### Problem requirements
Examine the material below. Gather every line in which the string "vCPU" appears.

### Data shown
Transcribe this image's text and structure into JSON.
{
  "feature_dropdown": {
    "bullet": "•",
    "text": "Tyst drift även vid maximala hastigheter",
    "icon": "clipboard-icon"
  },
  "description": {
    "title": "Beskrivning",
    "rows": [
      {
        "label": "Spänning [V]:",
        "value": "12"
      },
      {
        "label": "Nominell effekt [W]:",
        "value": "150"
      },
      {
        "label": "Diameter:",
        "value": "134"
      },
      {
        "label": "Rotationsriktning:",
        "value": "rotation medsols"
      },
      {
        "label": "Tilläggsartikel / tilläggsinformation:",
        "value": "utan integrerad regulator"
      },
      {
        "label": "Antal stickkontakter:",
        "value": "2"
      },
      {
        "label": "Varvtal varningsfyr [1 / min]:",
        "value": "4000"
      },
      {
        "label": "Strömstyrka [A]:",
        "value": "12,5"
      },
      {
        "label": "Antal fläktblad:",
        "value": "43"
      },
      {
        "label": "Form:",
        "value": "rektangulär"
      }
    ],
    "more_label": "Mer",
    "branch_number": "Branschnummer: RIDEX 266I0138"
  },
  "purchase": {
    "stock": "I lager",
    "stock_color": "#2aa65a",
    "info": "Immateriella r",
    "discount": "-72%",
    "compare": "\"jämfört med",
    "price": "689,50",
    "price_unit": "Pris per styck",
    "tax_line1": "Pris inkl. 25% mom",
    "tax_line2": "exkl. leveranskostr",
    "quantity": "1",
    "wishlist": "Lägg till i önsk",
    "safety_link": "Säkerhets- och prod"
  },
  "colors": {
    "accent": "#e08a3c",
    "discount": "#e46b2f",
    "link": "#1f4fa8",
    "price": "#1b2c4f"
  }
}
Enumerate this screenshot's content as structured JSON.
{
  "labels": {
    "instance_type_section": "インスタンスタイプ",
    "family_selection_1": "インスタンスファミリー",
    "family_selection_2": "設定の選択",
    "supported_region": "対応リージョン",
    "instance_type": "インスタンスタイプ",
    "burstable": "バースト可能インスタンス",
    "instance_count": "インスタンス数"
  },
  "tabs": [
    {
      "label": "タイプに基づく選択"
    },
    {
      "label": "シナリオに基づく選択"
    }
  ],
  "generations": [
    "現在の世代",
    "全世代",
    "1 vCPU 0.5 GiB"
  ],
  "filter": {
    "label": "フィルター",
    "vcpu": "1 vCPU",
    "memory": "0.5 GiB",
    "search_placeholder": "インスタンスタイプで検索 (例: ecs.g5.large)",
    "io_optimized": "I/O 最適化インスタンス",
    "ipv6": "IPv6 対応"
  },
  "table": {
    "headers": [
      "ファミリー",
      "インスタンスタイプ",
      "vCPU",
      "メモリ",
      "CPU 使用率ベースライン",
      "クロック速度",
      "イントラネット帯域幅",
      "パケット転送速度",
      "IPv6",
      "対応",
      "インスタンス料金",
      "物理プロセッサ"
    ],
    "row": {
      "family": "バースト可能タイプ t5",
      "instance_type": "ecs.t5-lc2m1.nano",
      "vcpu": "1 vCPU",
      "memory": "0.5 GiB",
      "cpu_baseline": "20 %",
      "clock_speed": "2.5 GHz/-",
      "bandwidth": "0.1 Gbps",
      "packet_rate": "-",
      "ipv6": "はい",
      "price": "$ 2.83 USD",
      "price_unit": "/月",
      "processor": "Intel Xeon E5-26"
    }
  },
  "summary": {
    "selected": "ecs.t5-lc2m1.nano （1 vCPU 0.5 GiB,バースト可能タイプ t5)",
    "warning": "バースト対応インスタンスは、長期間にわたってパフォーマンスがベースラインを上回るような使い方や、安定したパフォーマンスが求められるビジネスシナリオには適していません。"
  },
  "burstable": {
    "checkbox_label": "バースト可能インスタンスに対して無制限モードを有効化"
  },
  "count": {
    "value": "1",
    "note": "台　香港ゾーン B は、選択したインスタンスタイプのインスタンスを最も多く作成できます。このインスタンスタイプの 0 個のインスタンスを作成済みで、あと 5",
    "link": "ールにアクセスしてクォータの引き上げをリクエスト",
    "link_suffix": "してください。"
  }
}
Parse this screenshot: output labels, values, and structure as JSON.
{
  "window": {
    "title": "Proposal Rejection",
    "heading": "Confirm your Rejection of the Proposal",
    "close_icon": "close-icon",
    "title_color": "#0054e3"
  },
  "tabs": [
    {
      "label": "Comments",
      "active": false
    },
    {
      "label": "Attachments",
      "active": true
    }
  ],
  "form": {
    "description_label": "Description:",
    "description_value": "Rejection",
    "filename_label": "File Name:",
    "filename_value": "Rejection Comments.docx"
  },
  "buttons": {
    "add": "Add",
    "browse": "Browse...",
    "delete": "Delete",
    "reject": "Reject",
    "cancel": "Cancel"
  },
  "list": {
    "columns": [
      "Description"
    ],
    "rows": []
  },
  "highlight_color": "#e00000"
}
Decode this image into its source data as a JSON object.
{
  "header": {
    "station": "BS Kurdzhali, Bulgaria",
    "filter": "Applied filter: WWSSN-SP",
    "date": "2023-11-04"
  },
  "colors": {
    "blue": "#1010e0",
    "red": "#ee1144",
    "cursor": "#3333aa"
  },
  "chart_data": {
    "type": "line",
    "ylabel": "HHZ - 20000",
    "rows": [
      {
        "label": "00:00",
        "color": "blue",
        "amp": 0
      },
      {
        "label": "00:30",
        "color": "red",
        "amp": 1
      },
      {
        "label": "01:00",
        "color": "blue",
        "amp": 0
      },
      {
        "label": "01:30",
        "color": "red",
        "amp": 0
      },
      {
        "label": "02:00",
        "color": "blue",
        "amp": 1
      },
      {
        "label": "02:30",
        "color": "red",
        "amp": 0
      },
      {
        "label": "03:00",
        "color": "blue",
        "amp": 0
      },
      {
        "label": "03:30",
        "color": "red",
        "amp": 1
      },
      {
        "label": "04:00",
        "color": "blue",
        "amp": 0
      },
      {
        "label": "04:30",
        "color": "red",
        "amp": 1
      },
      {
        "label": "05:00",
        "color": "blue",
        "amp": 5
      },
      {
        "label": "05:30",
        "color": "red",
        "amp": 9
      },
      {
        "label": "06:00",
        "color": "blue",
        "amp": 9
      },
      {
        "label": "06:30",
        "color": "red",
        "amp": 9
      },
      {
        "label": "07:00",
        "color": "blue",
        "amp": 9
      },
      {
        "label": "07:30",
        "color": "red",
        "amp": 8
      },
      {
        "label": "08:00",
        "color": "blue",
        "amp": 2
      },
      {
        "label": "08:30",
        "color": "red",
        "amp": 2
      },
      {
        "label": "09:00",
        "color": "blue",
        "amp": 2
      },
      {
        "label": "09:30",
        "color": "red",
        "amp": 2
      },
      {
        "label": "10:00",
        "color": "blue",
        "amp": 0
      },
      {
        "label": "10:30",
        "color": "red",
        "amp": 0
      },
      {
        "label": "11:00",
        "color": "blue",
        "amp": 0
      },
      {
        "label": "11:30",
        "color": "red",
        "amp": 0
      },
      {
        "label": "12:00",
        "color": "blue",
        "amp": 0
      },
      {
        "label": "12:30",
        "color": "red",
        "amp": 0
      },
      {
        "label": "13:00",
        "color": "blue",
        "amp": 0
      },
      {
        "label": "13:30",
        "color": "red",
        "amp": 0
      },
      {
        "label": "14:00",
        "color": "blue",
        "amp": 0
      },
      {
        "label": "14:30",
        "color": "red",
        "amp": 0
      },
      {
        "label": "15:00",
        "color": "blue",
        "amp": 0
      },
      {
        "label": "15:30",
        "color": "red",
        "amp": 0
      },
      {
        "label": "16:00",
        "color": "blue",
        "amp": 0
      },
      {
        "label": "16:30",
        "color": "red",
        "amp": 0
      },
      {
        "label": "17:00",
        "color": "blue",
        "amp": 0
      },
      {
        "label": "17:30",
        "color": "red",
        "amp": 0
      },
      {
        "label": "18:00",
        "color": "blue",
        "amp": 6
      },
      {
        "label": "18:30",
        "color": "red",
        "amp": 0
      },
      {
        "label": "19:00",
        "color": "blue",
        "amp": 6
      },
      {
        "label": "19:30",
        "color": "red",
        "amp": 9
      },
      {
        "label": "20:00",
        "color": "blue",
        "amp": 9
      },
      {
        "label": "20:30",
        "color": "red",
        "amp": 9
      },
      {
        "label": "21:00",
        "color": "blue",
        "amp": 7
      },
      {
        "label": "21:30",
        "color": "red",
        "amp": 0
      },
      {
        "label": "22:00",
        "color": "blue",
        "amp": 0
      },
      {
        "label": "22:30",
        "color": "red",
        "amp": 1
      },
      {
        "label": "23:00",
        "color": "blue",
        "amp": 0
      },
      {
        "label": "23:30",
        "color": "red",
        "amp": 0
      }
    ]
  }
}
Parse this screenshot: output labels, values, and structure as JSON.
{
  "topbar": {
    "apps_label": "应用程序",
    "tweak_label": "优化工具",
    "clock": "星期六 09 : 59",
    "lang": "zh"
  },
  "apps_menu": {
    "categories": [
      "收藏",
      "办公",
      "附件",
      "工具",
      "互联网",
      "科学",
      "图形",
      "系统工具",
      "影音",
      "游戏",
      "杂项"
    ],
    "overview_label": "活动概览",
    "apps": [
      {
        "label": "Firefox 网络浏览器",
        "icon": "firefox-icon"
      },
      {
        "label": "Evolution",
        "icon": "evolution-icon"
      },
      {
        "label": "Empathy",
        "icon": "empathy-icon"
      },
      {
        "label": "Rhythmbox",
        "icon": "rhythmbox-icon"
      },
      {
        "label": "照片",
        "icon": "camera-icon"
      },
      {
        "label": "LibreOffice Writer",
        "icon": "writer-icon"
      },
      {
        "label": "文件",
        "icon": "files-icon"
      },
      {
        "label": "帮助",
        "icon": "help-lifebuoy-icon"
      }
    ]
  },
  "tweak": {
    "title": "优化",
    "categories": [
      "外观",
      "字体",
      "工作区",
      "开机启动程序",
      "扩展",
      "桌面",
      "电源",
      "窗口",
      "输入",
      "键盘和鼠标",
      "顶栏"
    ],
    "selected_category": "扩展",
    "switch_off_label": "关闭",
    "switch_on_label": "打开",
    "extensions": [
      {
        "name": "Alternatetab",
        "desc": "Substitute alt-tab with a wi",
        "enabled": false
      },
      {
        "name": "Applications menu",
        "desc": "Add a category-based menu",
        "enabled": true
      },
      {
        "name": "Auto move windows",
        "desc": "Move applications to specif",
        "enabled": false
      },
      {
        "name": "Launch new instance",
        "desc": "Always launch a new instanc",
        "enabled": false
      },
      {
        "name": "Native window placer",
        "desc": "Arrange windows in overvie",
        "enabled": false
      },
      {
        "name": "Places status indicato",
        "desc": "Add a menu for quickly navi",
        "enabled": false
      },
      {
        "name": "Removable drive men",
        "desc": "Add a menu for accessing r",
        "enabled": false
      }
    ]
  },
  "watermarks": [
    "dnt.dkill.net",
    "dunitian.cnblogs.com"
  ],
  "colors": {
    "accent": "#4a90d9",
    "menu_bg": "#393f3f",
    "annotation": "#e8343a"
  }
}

### Result
    "1 vCPU 0.5 GiB"
    "vcpu": "1 vCPU",
      "vCPU",
      "vcpu": "1 vCPU",
    "selected": "ecs.t5-lc2m1.nano （1 vCPU 0.5 GiB,バースト可能タイプ t5)",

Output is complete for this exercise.